> _Exercise description_
Show every line of the data that contains the string "понад", matching case exactly.
-- START OF Given information --
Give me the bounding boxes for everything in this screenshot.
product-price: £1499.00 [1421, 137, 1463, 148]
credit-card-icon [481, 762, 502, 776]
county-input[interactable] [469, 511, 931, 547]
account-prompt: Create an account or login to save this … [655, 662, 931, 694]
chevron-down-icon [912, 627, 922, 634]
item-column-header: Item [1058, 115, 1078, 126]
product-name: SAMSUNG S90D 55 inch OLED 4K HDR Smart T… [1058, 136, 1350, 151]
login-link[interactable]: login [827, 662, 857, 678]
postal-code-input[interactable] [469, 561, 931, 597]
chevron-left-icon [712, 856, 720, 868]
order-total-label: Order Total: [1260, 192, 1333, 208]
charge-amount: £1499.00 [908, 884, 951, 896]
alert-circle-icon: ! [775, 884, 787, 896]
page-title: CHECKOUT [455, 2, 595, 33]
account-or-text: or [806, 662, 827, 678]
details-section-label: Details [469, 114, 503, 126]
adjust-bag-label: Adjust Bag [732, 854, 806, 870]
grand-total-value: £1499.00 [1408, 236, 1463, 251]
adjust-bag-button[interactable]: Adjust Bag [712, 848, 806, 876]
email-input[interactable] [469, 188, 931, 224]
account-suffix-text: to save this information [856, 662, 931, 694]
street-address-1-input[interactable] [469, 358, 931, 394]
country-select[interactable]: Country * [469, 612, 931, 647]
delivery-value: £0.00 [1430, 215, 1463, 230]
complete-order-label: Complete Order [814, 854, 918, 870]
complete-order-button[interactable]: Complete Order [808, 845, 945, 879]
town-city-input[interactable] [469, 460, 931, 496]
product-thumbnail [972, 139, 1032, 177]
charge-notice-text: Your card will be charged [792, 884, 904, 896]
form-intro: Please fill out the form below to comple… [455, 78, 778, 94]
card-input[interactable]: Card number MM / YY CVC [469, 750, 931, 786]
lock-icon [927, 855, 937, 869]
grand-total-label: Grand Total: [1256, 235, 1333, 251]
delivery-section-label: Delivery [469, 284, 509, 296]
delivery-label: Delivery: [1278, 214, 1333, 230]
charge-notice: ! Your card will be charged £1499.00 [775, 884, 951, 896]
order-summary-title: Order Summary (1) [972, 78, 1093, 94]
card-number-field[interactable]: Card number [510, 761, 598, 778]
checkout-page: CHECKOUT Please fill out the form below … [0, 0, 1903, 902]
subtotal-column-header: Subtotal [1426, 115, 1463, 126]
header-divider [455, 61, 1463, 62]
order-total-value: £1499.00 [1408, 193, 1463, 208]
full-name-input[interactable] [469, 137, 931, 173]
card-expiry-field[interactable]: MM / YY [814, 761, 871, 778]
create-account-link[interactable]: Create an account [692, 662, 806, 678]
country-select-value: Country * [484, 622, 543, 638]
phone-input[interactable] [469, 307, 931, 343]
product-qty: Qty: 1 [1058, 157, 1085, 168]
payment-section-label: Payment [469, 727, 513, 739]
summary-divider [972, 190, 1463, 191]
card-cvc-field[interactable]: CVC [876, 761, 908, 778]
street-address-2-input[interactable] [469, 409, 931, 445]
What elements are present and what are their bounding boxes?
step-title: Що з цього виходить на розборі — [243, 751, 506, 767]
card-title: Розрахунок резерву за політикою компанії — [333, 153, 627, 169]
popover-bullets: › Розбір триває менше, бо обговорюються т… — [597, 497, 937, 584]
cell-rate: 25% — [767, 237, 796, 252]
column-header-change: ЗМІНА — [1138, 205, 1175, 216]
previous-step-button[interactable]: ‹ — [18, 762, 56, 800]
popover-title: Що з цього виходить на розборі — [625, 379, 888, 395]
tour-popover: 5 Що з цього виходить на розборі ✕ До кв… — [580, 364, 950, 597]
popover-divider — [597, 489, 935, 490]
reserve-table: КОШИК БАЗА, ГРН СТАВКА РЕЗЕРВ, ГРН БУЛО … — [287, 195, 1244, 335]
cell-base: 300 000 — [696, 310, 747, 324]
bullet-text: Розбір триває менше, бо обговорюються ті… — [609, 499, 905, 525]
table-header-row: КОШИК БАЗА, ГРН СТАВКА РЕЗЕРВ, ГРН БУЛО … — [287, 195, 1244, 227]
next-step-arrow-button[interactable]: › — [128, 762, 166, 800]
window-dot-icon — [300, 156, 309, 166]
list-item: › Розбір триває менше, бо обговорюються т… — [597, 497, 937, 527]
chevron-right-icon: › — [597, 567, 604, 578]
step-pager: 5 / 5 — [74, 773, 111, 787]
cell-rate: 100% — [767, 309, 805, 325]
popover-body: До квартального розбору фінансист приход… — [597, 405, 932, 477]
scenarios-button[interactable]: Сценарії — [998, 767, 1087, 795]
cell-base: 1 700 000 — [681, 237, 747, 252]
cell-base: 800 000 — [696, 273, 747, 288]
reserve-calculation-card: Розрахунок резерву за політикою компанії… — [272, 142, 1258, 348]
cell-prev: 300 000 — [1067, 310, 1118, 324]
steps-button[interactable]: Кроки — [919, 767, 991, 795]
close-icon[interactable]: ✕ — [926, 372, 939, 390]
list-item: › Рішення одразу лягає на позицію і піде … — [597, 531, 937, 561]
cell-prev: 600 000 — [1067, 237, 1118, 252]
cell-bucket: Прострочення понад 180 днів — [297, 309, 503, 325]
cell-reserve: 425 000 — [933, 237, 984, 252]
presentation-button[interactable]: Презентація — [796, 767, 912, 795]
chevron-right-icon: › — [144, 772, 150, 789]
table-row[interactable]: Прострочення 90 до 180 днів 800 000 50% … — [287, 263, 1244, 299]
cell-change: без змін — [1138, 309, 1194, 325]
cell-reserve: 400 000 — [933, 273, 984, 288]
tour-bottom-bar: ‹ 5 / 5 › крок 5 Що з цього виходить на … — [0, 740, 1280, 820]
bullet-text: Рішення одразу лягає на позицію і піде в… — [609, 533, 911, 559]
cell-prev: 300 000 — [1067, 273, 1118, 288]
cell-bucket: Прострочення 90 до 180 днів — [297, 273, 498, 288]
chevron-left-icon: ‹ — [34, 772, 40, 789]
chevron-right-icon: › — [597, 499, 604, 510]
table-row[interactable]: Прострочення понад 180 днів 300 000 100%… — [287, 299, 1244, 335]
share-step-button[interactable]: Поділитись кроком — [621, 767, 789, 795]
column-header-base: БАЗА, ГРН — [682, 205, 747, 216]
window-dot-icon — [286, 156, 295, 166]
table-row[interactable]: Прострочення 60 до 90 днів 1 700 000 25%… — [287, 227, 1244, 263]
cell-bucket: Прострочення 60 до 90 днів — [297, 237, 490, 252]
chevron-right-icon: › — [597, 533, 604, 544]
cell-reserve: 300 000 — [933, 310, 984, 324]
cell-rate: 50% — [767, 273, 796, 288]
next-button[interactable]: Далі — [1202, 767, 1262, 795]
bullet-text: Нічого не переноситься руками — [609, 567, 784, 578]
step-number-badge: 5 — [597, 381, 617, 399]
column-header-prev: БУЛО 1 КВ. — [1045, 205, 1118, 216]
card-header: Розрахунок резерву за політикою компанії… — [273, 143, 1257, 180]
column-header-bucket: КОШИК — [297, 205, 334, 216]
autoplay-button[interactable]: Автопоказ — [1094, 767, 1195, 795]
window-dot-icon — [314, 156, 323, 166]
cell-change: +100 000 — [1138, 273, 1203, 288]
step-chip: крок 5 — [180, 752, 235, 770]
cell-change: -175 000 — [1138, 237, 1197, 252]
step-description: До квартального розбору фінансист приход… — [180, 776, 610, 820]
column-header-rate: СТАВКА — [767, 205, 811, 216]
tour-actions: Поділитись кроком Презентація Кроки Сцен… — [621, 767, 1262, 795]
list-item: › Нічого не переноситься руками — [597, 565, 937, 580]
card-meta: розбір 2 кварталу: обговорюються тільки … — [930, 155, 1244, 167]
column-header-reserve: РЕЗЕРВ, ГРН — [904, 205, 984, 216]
-- END OF Given information --
> _Task solution_
cell-bucket: Прострочення понад 180 днів — [297, 309, 503, 325]
table-row[interactable]: Прострочення понад 180 днів 300 000 100%… — [287, 299, 1244, 335]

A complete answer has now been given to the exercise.